Collected data
┌──

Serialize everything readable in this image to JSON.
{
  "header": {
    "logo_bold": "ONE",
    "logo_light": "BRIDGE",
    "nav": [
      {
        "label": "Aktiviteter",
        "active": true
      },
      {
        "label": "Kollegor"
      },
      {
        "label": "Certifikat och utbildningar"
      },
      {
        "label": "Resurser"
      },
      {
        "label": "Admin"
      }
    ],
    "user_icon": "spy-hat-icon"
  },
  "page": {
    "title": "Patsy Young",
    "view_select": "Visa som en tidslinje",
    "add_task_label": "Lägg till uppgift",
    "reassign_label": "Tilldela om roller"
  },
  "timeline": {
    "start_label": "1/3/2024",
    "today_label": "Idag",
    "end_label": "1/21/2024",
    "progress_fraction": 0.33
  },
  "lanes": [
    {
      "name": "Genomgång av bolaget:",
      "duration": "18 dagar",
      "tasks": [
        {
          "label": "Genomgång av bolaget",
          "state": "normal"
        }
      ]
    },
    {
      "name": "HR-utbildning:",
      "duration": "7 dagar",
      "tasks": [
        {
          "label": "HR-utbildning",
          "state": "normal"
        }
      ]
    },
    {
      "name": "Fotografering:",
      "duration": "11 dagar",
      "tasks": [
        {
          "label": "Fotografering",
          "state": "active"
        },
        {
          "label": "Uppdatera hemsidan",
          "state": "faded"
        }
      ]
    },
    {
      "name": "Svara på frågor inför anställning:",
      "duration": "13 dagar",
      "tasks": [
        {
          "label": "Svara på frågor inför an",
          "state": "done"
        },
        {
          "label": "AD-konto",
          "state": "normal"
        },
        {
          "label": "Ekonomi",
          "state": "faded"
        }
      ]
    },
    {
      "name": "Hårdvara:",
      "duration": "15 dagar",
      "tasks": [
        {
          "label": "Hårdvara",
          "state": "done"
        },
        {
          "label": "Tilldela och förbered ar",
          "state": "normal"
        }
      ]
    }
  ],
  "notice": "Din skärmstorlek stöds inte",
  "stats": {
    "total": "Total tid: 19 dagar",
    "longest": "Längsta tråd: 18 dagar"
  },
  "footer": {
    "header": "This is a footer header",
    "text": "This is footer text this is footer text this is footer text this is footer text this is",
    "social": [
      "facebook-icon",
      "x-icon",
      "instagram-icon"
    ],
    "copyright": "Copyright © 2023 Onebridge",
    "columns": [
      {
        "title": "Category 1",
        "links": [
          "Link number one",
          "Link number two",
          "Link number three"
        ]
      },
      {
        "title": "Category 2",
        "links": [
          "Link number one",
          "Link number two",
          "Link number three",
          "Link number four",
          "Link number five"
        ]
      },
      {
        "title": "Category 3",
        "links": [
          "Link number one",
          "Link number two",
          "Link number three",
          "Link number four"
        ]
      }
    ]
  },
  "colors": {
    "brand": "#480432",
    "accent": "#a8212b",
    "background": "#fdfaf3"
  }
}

└──

Exercise brief
Restate each record word for word.

Expected output
Serialize everything readable in this image to JSON.
{
  "header": {
    "logo_bold": "ONE",
    "logo_light": "BRIDGE",
    "nav": [
      {
        "label": "Aktiviteter",
        "active": true
      },
      {
        "label": "Kollegor"
      },
      {
        "label": "Certifikat och utbildningar"
      },
      {
        "label": "Resurser"
      },
      {
        "label": "Admin"
      }
    ],
    "user_icon": "spy-hat-icon"
  },
  "page": {
    "title": "Patsy Young",
    "view_select": "Visa som en tidslinje",
    "add_task_label": "Lägg till uppgift",
    "reassign_label": "Tilldela om roller"
  },
  "timeline": {
    "start_label": "1/3/2024",
    "today_label": "Idag",
    "end_label": "1/21/2024",
    "progress_fraction": 0.33
  },
  "lanes": [
    {
      "name": "Genomgång av bolaget:",
      "duration": "18 dagar",
      "tasks": [
        {
          "label": "Genomgång av bolaget",
          "state": "normal"
        }
      ]
    },
    {
      "name": "HR-utbildning:",
      "duration": "7 dagar",
      "tasks": [
        {
          "label": "HR-utbildning",
          "state": "normal"
        }
      ]
    },
    {
      "name": "Fotografering:",
      "duration": "11 dagar",
      "tasks": [
        {
          "label": "Fotografering",
          "state": "active"
        },
        {
          "label": "Uppdatera hemsidan",
          "state": "faded"
        }
      ]
    },
    {
      "name": "Svara på frågor inför anställning:",
      "duration": "13 dagar",
      "tasks": [
        {
          "label": "Svara på frågor inför an",
          "state": "done"
        },
        {
          "label": "AD-konto",
          "state": "normal"
        },
        {
          "label": "Ekonomi",
          "state": "faded"
        }
      ]
    },
    {
      "name": "Hårdvara:",
      "duration": "15 dagar",
      "tasks": [
        {
          "label": "Hårdvara",
          "state": "done"
        },
        {
          "label": "Tilldela och förbered ar",
          "state": "normal"
        }
      ]
    }
  ],
  "notice": "Din skärmstorlek stöds inte",
  "stats": {
    "total": "Total tid: 19 dagar",
    "longest": "Längsta tråd: 18 dagar"
  },
  "footer": {
    "header": "This is a footer header",
    "text": "This is footer text this is footer text this is footer text this is footer text this is",
    "social": [
      "facebook-icon",
      "x-icon",
      "instagram-icon"
    ],
    "copyright": "Copyright © 2023 Onebridge",
    "columns": [
      {
        "title": "Category 1",
        "links": [
          "Link number one",
          "Link number two",
          "Link number three"
        ]
      },
      {
        "title": "Category 2",
        "links": [
          "Link number one",
          "Link number two",
          "Link number three",
          "Link number four",
          "Link number five"
        ]
      },
      {
        "title": "Category 3",
        "links": [
          "Link number one",
          "Link number two",
          "Link number three",
          "Link number four"
        ]
      }
    ]
  },
  "colors": {
    "brand": "#480432",
    "accent": "#a8212b",
    "background": "#fdfaf3"
  }
}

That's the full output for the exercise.